··· PROVIDED MATERIAL ···
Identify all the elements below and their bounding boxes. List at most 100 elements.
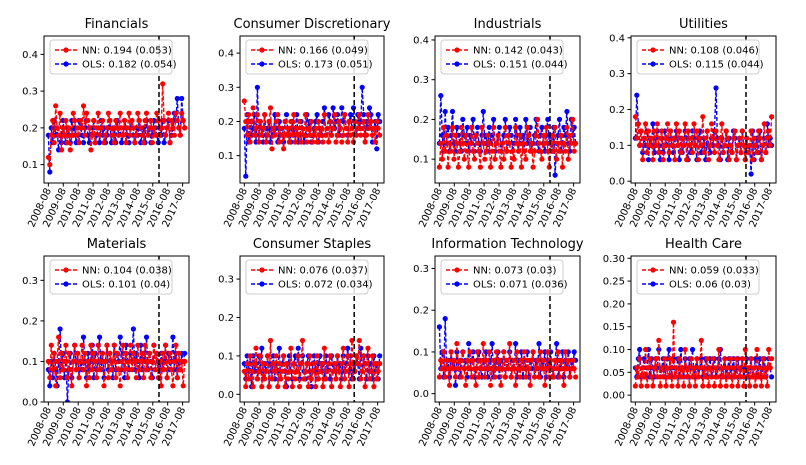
- data-point: [673, 365, 680, 371]
- data-point: [86, 375, 92, 381]
- y-tick-label: 0.1: [413, 155, 429, 166]
- data-point: [526, 132, 532, 138]
- data-point: [129, 367, 135, 373]
- data-point: [523, 116, 529, 122]
- y-tick-label: 0.0: [22, 398, 38, 409]
- data-point: [729, 149, 735, 156]
- data-point: [105, 375, 111, 381]
- data-point: [502, 374, 508, 380]
- series-nn: [45, 334, 188, 389]
- data-point: [318, 361, 325, 367]
- data-point: [348, 361, 354, 367]
- data-point: [504, 148, 510, 154]
- axes-frame: [434, 35, 581, 184]
- data-point: [745, 149, 751, 156]
- data-point: [260, 361, 266, 367]
- data-point: [632, 114, 639, 120]
- data-point: [343, 125, 349, 131]
- data-point: [327, 353, 333, 359]
- data-point: [92, 358, 98, 364]
- series-line-nn: [243, 100, 381, 149]
- data-point: [438, 140, 444, 146]
- data-point: [253, 125, 259, 131]
- legend-label: NN: 0.194 (0.053): [82, 46, 172, 57]
- data-point: [299, 337, 306, 344]
- data-point: [342, 376, 348, 382]
- y-tick-label: 0.2: [609, 105, 625, 116]
- data-point: [640, 157, 646, 163]
- data-point: [58, 147, 65, 153]
- data-point: [80, 334, 87, 340]
- legend-marker: [454, 281, 460, 287]
- data-point: [249, 118, 255, 125]
- data-point: [634, 365, 640, 371]
- data-point: [505, 366, 511, 372]
- data-point: [638, 128, 644, 134]
- data-point: [561, 140, 567, 146]
- legend-label: OLS: 0.173 (0.051): [278, 60, 373, 71]
- data-point: [333, 376, 339, 382]
- data-point: [488, 382, 494, 388]
- data-point: [767, 142, 773, 148]
- data-point: [374, 146, 380, 152]
- axes-frame: [43, 35, 190, 184]
- legend-label: OLS: 0.182 (0.054): [82, 60, 177, 71]
- data-point: [70, 358, 76, 364]
- data-point: [471, 156, 478, 162]
- data-point: [369, 353, 375, 359]
- data-point: [294, 125, 300, 131]
- data-point: [67, 367, 73, 373]
- data-point: [114, 125, 120, 131]
- data-point: [716, 346, 722, 353]
- data-point: [695, 374, 702, 380]
- data-point: [180, 383, 186, 389]
- data-point: [98, 125, 104, 131]
- data-point: [653, 142, 659, 148]
- data-point: [436, 164, 442, 170]
- data-point: [511, 156, 517, 162]
- data-point: [79, 125, 85, 131]
- data-point: [729, 383, 735, 389]
- data-point: [653, 356, 659, 362]
- y-tick-label: 0.4: [22, 50, 38, 61]
- data-point: [88, 147, 94, 153]
- data-point: [167, 350, 173, 356]
- data-point: [514, 349, 520, 355]
- data-point: [489, 366, 495, 372]
- data-point: [127, 132, 133, 138]
- legend-label: NN: 0.166 (0.049): [278, 46, 368, 57]
- y-tick-label: 0.3: [218, 275, 234, 286]
- data-point: [650, 157, 656, 163]
- data-point: [371, 384, 377, 390]
- data-point: [444, 357, 450, 363]
- axes-frame: [434, 255, 581, 403]
- data-point: [283, 132, 290, 138]
- data-point: [67, 147, 73, 153]
- data-point: [441, 124, 447, 130]
- data-point: [507, 124, 513, 130]
- data-point: [719, 121, 725, 127]
- data-point: [748, 128, 754, 134]
- data-point: [452, 374, 459, 380]
- data-point: [513, 116, 519, 122]
- legend-box: [49, 39, 173, 75]
- data-point: [647, 356, 653, 362]
- data-point: [689, 374, 696, 380]
- data-point: [511, 357, 517, 363]
- data-point: [76, 375, 82, 381]
- data-point: [637, 346, 643, 353]
- data-point: [297, 384, 303, 390]
- data-point: [679, 135, 685, 141]
- data-point: [492, 374, 498, 380]
- data-point: [337, 384, 343, 390]
- data-point: [332, 361, 338, 367]
- data-point: [681, 142, 687, 148]
- chart-title: Financials: [85, 17, 149, 32]
- data-point: [78, 358, 84, 364]
- data-point: [326, 112, 332, 118]
- data-point: [672, 157, 678, 163]
- data-point: [315, 118, 322, 125]
- data-point: [342, 112, 348, 118]
- data-point: [477, 357, 483, 363]
- data-point: [536, 140, 542, 146]
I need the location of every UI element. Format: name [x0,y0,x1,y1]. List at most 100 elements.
···
AIM OF THE TASK: Format every line above as a JSON list of strings, one string per line, with blank lines dropped. Leave the pictures out of the answer.

ANSWER:
[
  "Identify all the elements below and their bounding boxes. List at most 100 elements.",
  "- data-point: [673, 365, 680, 371]",
  "- data-point: [86, 375, 92, 381]",
  "- y-tick-label: 0.1: [413, 155, 429, 166]",
  "- data-point: [526, 132, 532, 138]",
  "- data-point: [129, 367, 135, 373]",
  "- data-point: [523, 116, 529, 122]",
  "- y-tick-label: 0.0: [22, 398, 38, 409]",
  "- data-point: [729, 149, 735, 156]",
  "- data-point: [105, 375, 111, 381]",
  "- data-point: [502, 374, 508, 380]",
  "- series-nn: [45, 334, 188, 389]",
  "- data-point: [318, 361, 325, 367]",
  "- data-point: [348, 361, 354, 367]",
  "- data-point: [504, 148, 510, 154]",
  "- axes-frame: [434, 35, 581, 184]",
  "- data-point: [745, 149, 751, 156]",
  "- data-point: [260, 361, 266, 367]",
  "- data-point: [632, 114, 639, 120]",
  "- data-point: [343, 125, 349, 131]",
  "- data-point: [327, 353, 333, 359]",
  "- data-point: [92, 358, 98, 364]",
  "- series-line-nn: [243, 100, 381, 149]",
  "- data-point: [438, 140, 444, 146]",
  "- data-point: [253, 125, 259, 131]",
  "- legend-label: NN: 0.194 (0.053): [82, 46, 172, 57]",
  "- data-point: [299, 337, 306, 344]",
  "- data-point: [342, 376, 348, 382]",
  "- y-tick-label: 0.2: [609, 105, 625, 116]",
  "- data-point: [640, 157, 646, 163]",
  "- data-point: [58, 147, 65, 153]",
  "- data-point: [80, 334, 87, 340]",
  "- legend-marker: [454, 281, 460, 287]",
  "- data-point: [249, 118, 255, 125]",
  "- data-point: [634, 365, 640, 371]",
  "- data-point: [505, 366, 511, 372]",
  "- data-point: [638, 128, 644, 134]",
  "- data-point: [561, 140, 567, 146]",
  "- legend-label: OLS: 0.173 (0.051): [278, 60, 373, 71]",
  "- data-point: [333, 376, 339, 382]",
  "- data-point: [488, 382, 494, 388]",
  "- data-point: [767, 142, 773, 148]",
  "- data-point: [374, 146, 380, 152]",
  "- axes-frame: [43, 35, 190, 184]",
  "- legend-label: OLS: 0.182 (0.054): [82, 60, 177, 71]",
  "- data-point: [70, 358, 76, 364]",
  "- data-point: [471, 156, 478, 162]",
  "- data-point: [369, 353, 375, 359]",
  "- data-point: [294, 125, 300, 131]",
  "- data-point: [67, 367, 73, 373]",
  "- data-point: [114, 125, 120, 131]",
  "- data-point: [716, 346, 722, 353]",
  "- data-point: [695, 374, 702, 380]",
  "- data-point: [180, 383, 186, 389]",
  "- data-point: [98, 125, 104, 131]",
  "- data-point: [653, 142, 659, 148]",
  "- data-point: [436, 164, 442, 170]",
  "- data-point: [511, 156, 517, 162]",
  "- data-point: [79, 125, 85, 131]",
  "- data-point: [729, 383, 735, 389]",
  "- data-point: [653, 356, 659, 362]",
  "- y-tick-label: 0.4: [22, 50, 38, 61]",
  "- data-point: [88, 147, 94, 153]",
  "- data-point: [167, 350, 173, 356]",
  "- data-point: [514, 349, 520, 355]",
  "- data-point: [489, 366, 495, 372]",
  "- data-point: [127, 132, 133, 138]",
  "- legend-label: NN: 0.166 (0.049): [278, 46, 368, 57]",
  "- y-tick-label: 0.3: [218, 275, 234, 286]",
  "- data-point: [650, 157, 656, 163]",
  "- data-point: [371, 384, 377, 390]",
  "- data-point: [444, 357, 450, 363]",
  "- axes-frame: [434, 255, 581, 403]",
  "- data-point: [283, 132, 290, 138]",
  "- data-point: [67, 147, 73, 153]",
  "- data-point: [441, 124, 447, 130]",
  "- data-point: [507, 124, 513, 130]",
  "- data-point: [719, 121, 725, 127]",
  "- data-point: [748, 128, 754, 134]",
  "- data-point: [452, 374, 459, 380]",
  "- data-point: [513, 116, 519, 122]",
  "- legend-box: [49, 39, 173, 75]",
  "- data-point: [647, 356, 653, 362]",
  "- data-point: [689, 374, 696, 380]",
  "- data-point: [511, 357, 517, 363]",
  "- data-point: [76, 375, 82, 381]",
  "- data-point: [637, 346, 643, 353]",
  "- data-point: [297, 384, 303, 390]",
  "- data-point: [679, 135, 685, 141]",
  "- data-point: [492, 374, 498, 380]",
  "- data-point: [337, 384, 343, 390]",
  "- data-point: [332, 361, 338, 367]",
  "- data-point: [681, 142, 687, 148]",
  "- chart-title: Financials: [85, 17, 149, 32]",
  "- data-point: [78, 358, 84, 364]",
  "- data-point: [326, 112, 332, 118]",
  "- data-point: [672, 157, 678, 163]",
  "- data-point: [315, 118, 322, 125]",
  "- data-point: [342, 112, 348, 118]",
  "- data-point: [477, 357, 483, 363]",
  "- data-point: [536, 140, 542, 146]",
  "I need the location of every UI element. Format: name [x0,y0,x1,y1]. List at most 100 elements."
]